EXERCISE BRIEF —
Return all lines that include the string "text".

__________________________________________________

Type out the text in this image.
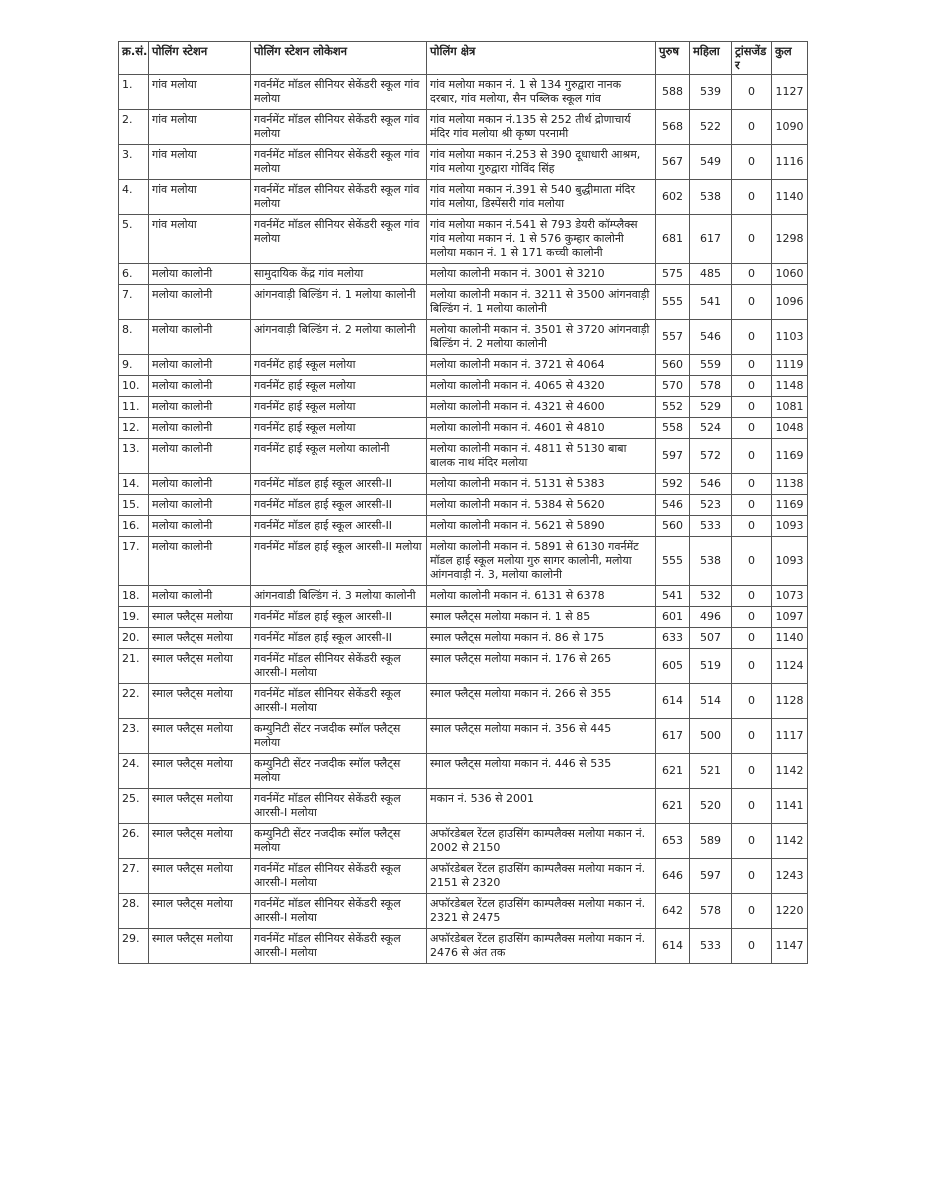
क्र.सं.	पोलिंग स्टेशन	पोलिंग स्टेशन लोकेशन	पोलिंग क्षेत्र	पुरुष	महिला	ट्रांसजेंडर	कुल
1.	गांव मलोया	गवर्नमेंट मॉडल सीनियर सेकेंडरी स्कूल गांव मलोया	गांव मलोया मकान नं. 1 से 134 गुरुद्वारा नानक दरबार, गांव मलोया, सैन पब्लिक स्कूल गांव	588	539	0	1127
2.	गांव मलोया	गवर्नमेंट मॉडल सीनियर सेकेंडरी स्कूल गांव मलोया	गांव मलोया मकान नं.135 से 252 तीर्थ द्रोणाचार्य मंदिर गांव मलोया श्री कृष्ण परनामी	568	522	0	1090
3.	गांव मलोया	गवर्नमेंट मॉडल सीनियर सेकेंडरी स्कूल गांव मलोया	गांव मलोया मकान नं.253 से 390 दूधाधारी आश्रम, गांव मलोया गुरुद्वारा गोविंद सिंह	567	549	0	1116
4.	गांव मलोया	गवर्नमेंट मॉडल सीनियर सेकेंडरी स्कूल गांव मलोया	गांव मलोया मकान नं.391 से 540 बुद्धीमाता मंदिर गांव मलोया, डिस्पेंसरी गांव मलोया	602	538	0	1140
5.	गांव मलोया	गवर्नमेंट मॉडल सीनियर सेकेंडरी स्कूल गांव मलोया	गांव मलोया मकान नं.541 से 793 डेयरी कॉम्प्लैक्स गांव मलोया मकान नं. 1 से 576 कुम्हार कालोनी मलोया मकान नं. 1 से 171 कच्ची कालोनी	681	617	0	1298
6.	मलोया कालोनी	सामुदायिक केंद्र गांव मलोया	मलोया कालोनी मकान नं. 3001 से 3210	575	485	0	1060
7.	मलोया कालोनी	आंगनवाड़ी बिल्डिंग नं. 1 मलोया कालोनी	मलोया कालोनी मकान नं. 3211 से 3500 आंगनवाड़ी बिल्डिंग नं. 1 मलोया कालोनी	555	541	0	1096
8.	मलोया कालोनी	आंगनवाड़ी बिल्डिंग नं. 2 मलोया कालोनी	मलोया कालोनी मकान नं. 3501 से 3720 आंगनवाड़ी बिल्डिंग नं. 2 मलोया कालोनी	557	546	0	1103
9.	मलोया कालोनी	गवर्नमेंट हाई स्कूल मलोया	मलोया कालोनी मकान नं. 3721 से 4064	560	559	0	1119
10.	मलोया कालोनी	गवर्नमेंट हाई स्कूल मलोया	मलोया कालोनी मकान नं. 4065 से 4320	570	578	0	1148
11.	मलोया कालोनी	गवर्नमेंट हाई स्कूल मलोया	मलोया कालोनी मकान नं. 4321 से 4600	552	529	0	1081
12.	मलोया कालोनी	गवर्नमेंट हाई स्कूल मलोया	मलोया कालोनी मकान नं. 4601 से 4810	558	524	0	1048
13.	मलोया कालोनी	गवर्नमेंट हाई स्कूल मलोया कालोनी	मलोया कालोनी मकान नं. 4811 से 5130 बाबा बालक नाथ मंदिर मलोया	597	572	0	1169
14.	मलोया कालोनी	गवर्नमेंट मॉडल हाई स्कूल आरसी-II	मलोया कालोनी मकान नं. 5131 से 5383	592	546	0	1138
15.	मलोया कालोनी	गवर्नमेंट मॉडल हाई स्कूल आरसी-II	मलोया कालोनी मकान नं. 5384 से 5620	546	523	0	1169
16.	मलोया कालोनी	गवर्नमेंट मॉडल हाई स्कूल आरसी-II	मलोया कालोनी मकान नं. 5621 से 5890	560	533	0	1093
17.	मलोया कालोनी	गवर्नमेंट मॉडल हाई स्कूल आरसी-II मलोया	मलोया कालोनी मकान नं. 5891 से 6130 गवर्नमेंट मॉडल हाई स्कूल मलोया गुरु सागर कालोनी, मलोया आंगनवाड़ी नं. 3, मलोया कालोनी	555	538	0	1093
18.	मलोया कालोनी	आंगनवाडी बिल्डिंग नं. 3 मलोया कालोनी	मलोया कालोनी मकान नं. 6131 से 6378	541	532	0	1073
19.	स्माल फ्लैट्स मलोया	गवर्नमेंट मॉडल हाई स्कूल आरसी-II	स्माल फ्लैट्स मलोया मकान नं. 1 से 85	601	496	0	1097
20.	स्माल फ्लैट्स मलोया	गवर्नमेंट मॉडल हाई स्कूल आरसी-II	स्माल फ्लैट्स मलोया मकान नं. 86 से 175	633	507	0	1140
21.	स्माल फ्लैट्स मलोया	गवर्नमेंट मॉडल सीनियर सेकेंडरी स्कूल आरसी-I मलोया	स्माल फ्लैट्स मलोया मकान नं. 176 से 265	605	519	0	1124
22.	स्माल फ्लैट्स मलोया	गवर्नमेंट मॉडल सीनियर सेकेंडरी स्कूल आरसी-I मलोया	स्माल फ्लैट्स मलोया मकान नं. 266 से 355	614	514	0	1128
23.	स्माल फ्लैट्स मलोया	कम्युनिटी सेंटर नजदीक स्मॉल फ्लैट्स मलोया	स्माल फ्लैट्स मलोया मकान नं. 356 से 445	617	500	0	1117
24.	स्माल फ्लैट्स मलोया	कम्युनिटी सेंटर नजदीक स्मॉल फ्लैट्स मलोया	स्माल फ्लैट्स मलोया मकान नं. 446 से 535	621	521	0	1142
25.	स्माल फ्लैट्स मलोया	गवर्नमेंट मॉडल सीनियर सेकेंडरी स्कूल आरसी-I मलोया	मकान नं. 536 से 2001	621	520	0	1141
26.	स्माल फ्लैट्स मलोया	कम्युनिटी सेंटर नजदीक स्मॉल फ्लैट्स मलोया	अफॉरडेबल रेंटल हाउसिंग काम्पलैक्स मलोया मकान नं. 2002 से 2150	653	589	0	1142
27.	स्माल फ्लैट्स मलोया	गवर्नमेंट मॉडल सीनियर सेकेंडरी स्कूल आरसी-I मलोया	अफॉरडेबल रेंटल हाउसिंग काम्पलैक्स मलोया मकान नं. 2151 से 2320	646	597	0	1243
28.	स्माल फ्लैट्स मलोया	गवर्नमेंट मॉडल सीनियर सेकेंडरी स्कूल आरसी-I मलोया	अफॉरडेबल रेंटल हाउसिंग काम्पलैक्स मलोया मकान नं. 2321 से 2475	642	578	0	1220
29.	स्माल फ्लैट्स मलोया	गवर्नमेंट मॉडल सीनियर सेकेंडरी स्कूल आरसी-I मलोया	अफॉरडेबल रेंटल हाउसिंग काम्पलैक्स मलोया मकान नं. 2476 से अंत तक	614	533	0	1147
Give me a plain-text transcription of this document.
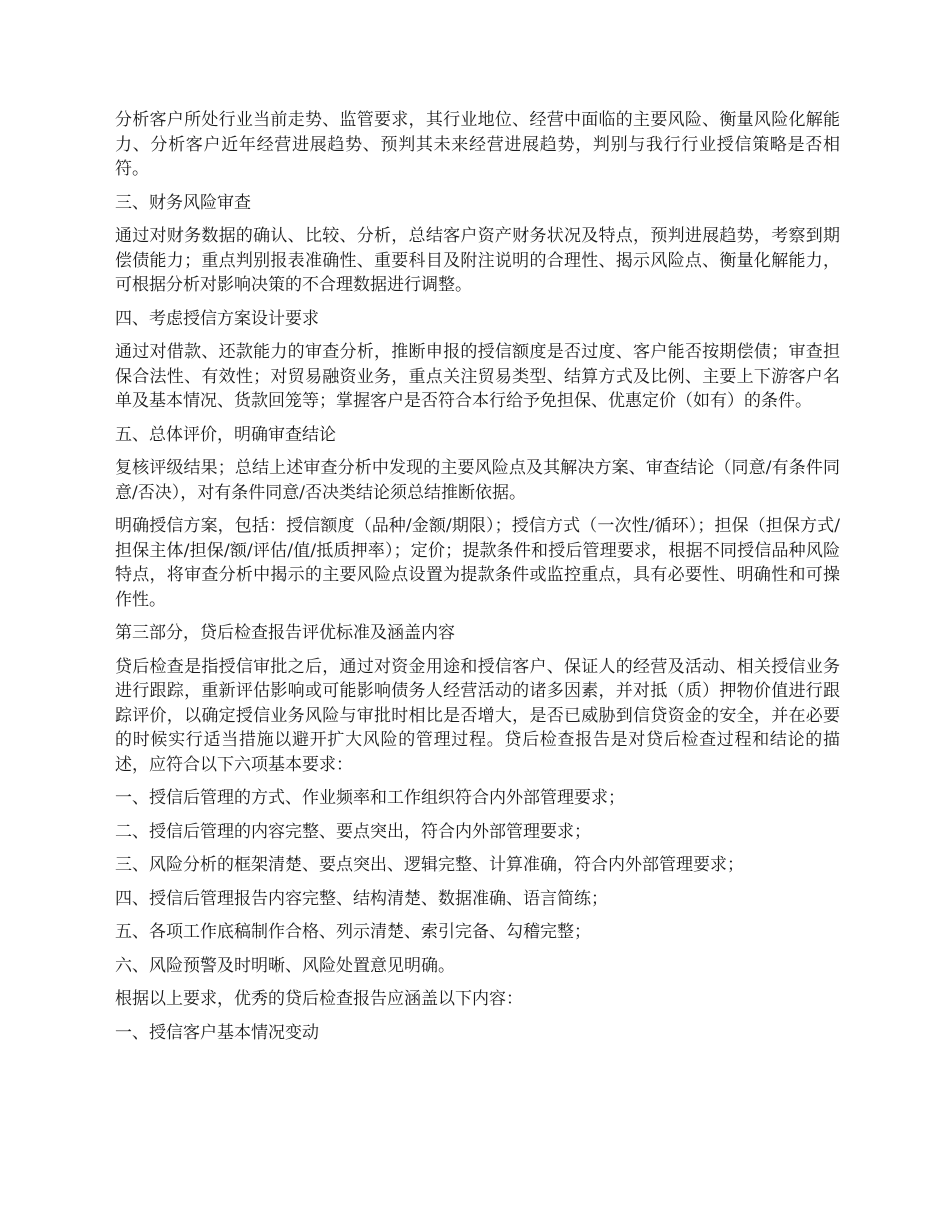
分析客户所处行业当前走势、监管要求，其行业地位、经营中面临的主要风险、衡量风险化解能力、分析客户近年经营进展趋势、预判其未来经营进展趋势，判别与我行行业授信策略是否相符。

三、财务风险审查

通过对财务数据的确认、比较、分析，总结客户资产财务状况及特点，预判进展趋势，考察到期偿债能力；重点判别报表准确性、重要科目及附注说明的合理性、揭示风险点、衡量化解能力，可根据分析对影响决策的不合理数据进行调整。

四、考虑授信方案设计要求

通过对借款、还款能力的审查分析，推断申报的授信额度是否过度、客户能否按期偿债；审查担保合法性、有效性；对贸易融资业务，重点关注贸易类型、结算方式及比例、主要上下游客户名单及基本情况、货款回笼等；掌握客户是否符合本行给予免担保、优惠定价（如有）的条件。

五、总体评价，明确审查结论

复核评级结果；总结上述审查分析中发现的主要风险点及其解决方案、审查结论（同意/有条件同意/否决），对有条件同意/否决类结论须总结推断依据。

明确授信方案，包括：授信额度（品种/金额/期限）；授信方式（一次性/循环）；担保（担保方式/担保主体/担保/额/评估/值/抵质押率）；定价；提款条件和授后管理要求，根据不同授信品种风险特点，将审查分析中揭示的主要风险点设置为提款条件或监控重点，具有必要性、明确性和可操作性。

第三部分，贷后检查报告评优标准及涵盖内容

贷后检查是指授信审批之后，通过对资金用途和授信客户、保证人的经营及活动、相关授信业务进行跟踪，重新评估影响或可能影响债务人经营活动的诸多因素，并对抵（质）押物价值进行跟踪评价，以确定授信业务风险与审批时相比是否增大，是否已威胁到信贷资金的安全，并在必要的时候实行适当措施以避开扩大风险的管理过程。贷后检查报告是对贷后检查过程和结论的描述，应符合以下六项基本要求：

一、授信后管理的方式、作业频率和工作组织符合内外部管理要求；

二、授信后管理的内容完整、要点突出，符合内外部管理要求；

三、风险分析的框架清楚、要点突出、逻辑完整、计算准确，符合内外部管理要求；

四、授信后管理报告内容完整、结构清楚、数据准确、语言简练；

五、各项工作底稿制作合格、列示清楚、索引完备、勾稽完整；

六、风险预警及时明晰、风险处置意见明确。

根据以上要求，优秀的贷后检查报告应涵盖以下内容：

一、授信客户基本情况变动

__________________________________________________

SOLUTION TO THE EXERCISE —
Type out the text in this image.
Give me a plain-text transcription of this document.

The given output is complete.